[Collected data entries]
────────

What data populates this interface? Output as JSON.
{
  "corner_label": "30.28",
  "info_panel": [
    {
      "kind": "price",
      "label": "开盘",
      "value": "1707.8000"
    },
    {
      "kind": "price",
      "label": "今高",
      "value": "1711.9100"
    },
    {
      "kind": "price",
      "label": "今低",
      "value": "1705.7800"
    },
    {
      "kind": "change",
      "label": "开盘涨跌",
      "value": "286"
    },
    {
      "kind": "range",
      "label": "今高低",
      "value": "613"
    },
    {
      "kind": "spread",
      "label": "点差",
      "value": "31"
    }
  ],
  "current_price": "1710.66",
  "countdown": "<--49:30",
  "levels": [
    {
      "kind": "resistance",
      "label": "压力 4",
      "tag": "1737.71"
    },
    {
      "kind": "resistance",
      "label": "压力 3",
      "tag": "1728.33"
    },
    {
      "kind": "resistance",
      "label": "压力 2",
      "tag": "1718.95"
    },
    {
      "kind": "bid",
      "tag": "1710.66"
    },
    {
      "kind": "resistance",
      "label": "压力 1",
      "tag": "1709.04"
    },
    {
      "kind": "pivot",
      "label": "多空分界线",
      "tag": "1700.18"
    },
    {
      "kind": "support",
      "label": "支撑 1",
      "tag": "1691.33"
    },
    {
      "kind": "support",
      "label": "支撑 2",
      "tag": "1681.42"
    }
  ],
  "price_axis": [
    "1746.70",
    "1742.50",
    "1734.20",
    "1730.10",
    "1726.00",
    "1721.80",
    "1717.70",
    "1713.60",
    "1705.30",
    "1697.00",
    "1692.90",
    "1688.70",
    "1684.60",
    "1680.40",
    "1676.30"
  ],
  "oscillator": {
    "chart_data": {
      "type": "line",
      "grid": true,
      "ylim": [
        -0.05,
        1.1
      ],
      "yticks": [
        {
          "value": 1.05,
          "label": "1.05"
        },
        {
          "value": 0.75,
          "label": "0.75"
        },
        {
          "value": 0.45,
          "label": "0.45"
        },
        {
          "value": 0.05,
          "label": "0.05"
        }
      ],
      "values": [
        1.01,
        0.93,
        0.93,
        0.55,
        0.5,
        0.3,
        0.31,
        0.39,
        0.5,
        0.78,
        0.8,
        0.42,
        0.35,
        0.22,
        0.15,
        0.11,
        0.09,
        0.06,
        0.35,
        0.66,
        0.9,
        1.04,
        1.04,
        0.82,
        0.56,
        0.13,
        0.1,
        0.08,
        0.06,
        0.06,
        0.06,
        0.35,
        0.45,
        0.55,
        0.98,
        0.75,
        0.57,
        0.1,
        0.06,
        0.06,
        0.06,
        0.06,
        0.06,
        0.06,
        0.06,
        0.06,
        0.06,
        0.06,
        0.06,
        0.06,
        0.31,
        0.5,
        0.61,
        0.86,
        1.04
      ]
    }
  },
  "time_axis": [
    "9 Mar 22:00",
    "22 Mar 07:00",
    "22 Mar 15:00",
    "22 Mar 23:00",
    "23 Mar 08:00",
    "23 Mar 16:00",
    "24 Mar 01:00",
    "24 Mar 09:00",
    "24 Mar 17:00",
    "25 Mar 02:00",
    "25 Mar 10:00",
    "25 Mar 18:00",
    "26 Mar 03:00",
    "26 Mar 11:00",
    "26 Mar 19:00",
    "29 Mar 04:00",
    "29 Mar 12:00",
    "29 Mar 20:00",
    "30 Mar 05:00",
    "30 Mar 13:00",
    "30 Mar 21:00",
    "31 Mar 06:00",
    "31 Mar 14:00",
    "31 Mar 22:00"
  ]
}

────────

[Task to complete] Return all of the entries word for word.

[Written reply]
What data populates this interface? Output as JSON.
{
  "corner_label": "30.28",
  "info_panel": [
    {
      "kind": "price",
      "label": "开盘",
      "value": "1707.8000"
    },
    {
      "kind": "price",
      "label": "今高",
      "value": "1711.9100"
    },
    {
      "kind": "price",
      "label": "今低",
      "value": "1705.7800"
    },
    {
      "kind": "change",
      "label": "开盘涨跌",
      "value": "286"
    },
    {
      "kind": "range",
      "label": "今高低",
      "value": "613"
    },
    {
      "kind": "spread",
      "label": "点差",
      "value": "31"
    }
  ],
  "current_price": "1710.66",
  "countdown": "<--49:30",
  "levels": [
    {
      "kind": "resistance",
      "label": "压力 4",
      "tag": "1737.71"
    },
    {
      "kind": "resistance",
      "label": "压力 3",
      "tag": "1728.33"
    },
    {
      "kind": "resistance",
      "label": "压力 2",
      "tag": "1718.95"
    },
    {
      "kind": "bid",
      "tag": "1710.66"
    },
    {
      "kind": "resistance",
      "label": "压力 1",
      "tag": "1709.04"
    },
    {
      "kind": "pivot",
      "label": "多空分界线",
      "tag": "1700.18"
    },
    {
      "kind": "support",
      "label": "支撑 1",
      "tag": "1691.33"
    },
    {
      "kind": "support",
      "label": "支撑 2",
      "tag": "1681.42"
    }
  ],
  "price_axis": [
    "1746.70",
    "1742.50",
    "1734.20",
    "1730.10",
    "1726.00",
    "1721.80",
    "1717.70",
    "1713.60",
    "1705.30",
    "1697.00",
    "1692.90",
    "1688.70",
    "1684.60",
    "1680.40",
    "1676.30"
  ],
  "oscillator": {
    "chart_data": {
      "type": "line",
      "grid": true,
      "ylim": [
        -0.05,
        1.1
      ],
      "yticks": [
        {
          "value": 1.05,
          "label": "1.05"
        },
        {
          "value": 0.75,
          "label": "0.75"
        },
        {
          "value": 0.45,
          "label": "0.45"
        },
        {
          "value": 0.05,
          "label": "0.05"
        }
      ],
      "values": [
        1.01,
        0.93,
        0.93,
        0.55,
        0.5,
        0.3,
        0.31,
        0.39,
        0.5,
        0.78,
        0.8,
        0.42,
        0.35,
        0.22,
        0.15,
        0.11,
        0.09,
        0.06,
        0.35,
        0.66,
        0.9,
        1.04,
        1.04,
        0.82,
        0.56,
        0.13,
        0.1,
        0.08,
        0.06,
        0.06,
        0.06,
        0.35,
        0.45,
        0.55,
        0.98,
        0.75,
        0.57,
        0.1,
        0.06,
        0.06,
        0.06,
        0.06,
        0.06,
        0.06,
        0.06,
        0.06,
        0.06,
        0.06,
        0.06,
        0.06,
        0.31,
        0.5,
        0.61,
        0.86,
        1.04
      ]
    }
  },
  "time_axis": [
    "9 Mar 22:00",
    "22 Mar 07:00",
    "22 Mar 15:00",
    "22 Mar 23:00",
    "23 Mar 08:00",
    "23 Mar 16:00",
    "24 Mar 01:00",
    "24 Mar 09:00",
    "24 Mar 17:00",
    "25 Mar 02:00",
    "25 Mar 10:00",
    "25 Mar 18:00",
    "26 Mar 03:00",
    "26 Mar 11:00",
    "26 Mar 19:00",
    "29 Mar 04:00",
    "29 Mar 12:00",
    "29 Mar 20:00",
    "30 Mar 05:00",
    "30 Mar 13:00",
    "30 Mar 21:00",
    "31 Mar 06:00",
    "31 Mar 14:00",
    "31 Mar 22:00"
  ]
}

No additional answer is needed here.